INSTRUCTION:
Below are some records. How many of their lines contain the string "delta"? Give the number only.

(Dataset listings of figures)
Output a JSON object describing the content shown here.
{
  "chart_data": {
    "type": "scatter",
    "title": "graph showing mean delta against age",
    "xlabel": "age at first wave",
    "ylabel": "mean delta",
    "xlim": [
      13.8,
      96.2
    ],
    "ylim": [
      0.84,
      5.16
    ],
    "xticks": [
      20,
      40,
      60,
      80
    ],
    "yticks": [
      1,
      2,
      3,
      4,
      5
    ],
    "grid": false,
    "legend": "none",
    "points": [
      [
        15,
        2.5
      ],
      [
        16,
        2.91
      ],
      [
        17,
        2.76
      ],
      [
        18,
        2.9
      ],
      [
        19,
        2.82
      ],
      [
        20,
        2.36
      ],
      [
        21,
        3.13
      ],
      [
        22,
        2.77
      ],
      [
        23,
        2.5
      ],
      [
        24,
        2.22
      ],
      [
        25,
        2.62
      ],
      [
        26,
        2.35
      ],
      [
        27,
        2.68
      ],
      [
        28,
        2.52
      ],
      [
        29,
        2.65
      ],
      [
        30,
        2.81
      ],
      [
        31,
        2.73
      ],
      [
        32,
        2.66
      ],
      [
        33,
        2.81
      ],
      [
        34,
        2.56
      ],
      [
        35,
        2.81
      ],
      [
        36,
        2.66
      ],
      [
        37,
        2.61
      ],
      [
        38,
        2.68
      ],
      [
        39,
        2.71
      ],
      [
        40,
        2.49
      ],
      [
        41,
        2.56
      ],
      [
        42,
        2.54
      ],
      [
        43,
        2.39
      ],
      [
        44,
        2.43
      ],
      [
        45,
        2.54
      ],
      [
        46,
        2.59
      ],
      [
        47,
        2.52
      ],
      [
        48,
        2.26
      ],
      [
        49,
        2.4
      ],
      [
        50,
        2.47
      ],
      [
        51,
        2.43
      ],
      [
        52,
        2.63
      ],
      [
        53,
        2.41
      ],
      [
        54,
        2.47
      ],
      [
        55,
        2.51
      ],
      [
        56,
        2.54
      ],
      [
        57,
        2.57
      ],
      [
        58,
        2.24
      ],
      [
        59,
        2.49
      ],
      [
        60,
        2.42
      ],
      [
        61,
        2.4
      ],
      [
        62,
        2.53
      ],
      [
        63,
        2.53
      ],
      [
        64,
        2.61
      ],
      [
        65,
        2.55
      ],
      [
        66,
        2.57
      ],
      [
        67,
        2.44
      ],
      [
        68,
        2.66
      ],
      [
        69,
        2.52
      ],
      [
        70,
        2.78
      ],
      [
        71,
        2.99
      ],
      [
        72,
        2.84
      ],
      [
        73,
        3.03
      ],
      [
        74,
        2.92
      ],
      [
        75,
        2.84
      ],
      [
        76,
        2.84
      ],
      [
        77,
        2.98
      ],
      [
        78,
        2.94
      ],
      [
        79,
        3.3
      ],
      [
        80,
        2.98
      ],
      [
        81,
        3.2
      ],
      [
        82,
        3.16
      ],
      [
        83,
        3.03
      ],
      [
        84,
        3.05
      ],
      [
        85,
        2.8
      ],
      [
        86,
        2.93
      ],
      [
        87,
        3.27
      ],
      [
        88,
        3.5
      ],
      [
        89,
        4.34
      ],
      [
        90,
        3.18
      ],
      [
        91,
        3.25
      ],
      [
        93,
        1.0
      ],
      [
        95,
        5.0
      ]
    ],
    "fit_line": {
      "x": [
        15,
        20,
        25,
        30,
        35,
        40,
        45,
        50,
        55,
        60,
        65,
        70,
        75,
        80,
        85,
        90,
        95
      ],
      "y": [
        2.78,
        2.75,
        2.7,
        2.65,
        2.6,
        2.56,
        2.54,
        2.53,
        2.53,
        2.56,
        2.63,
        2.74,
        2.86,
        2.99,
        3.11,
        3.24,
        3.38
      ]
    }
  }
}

TASK SOLUTION:
2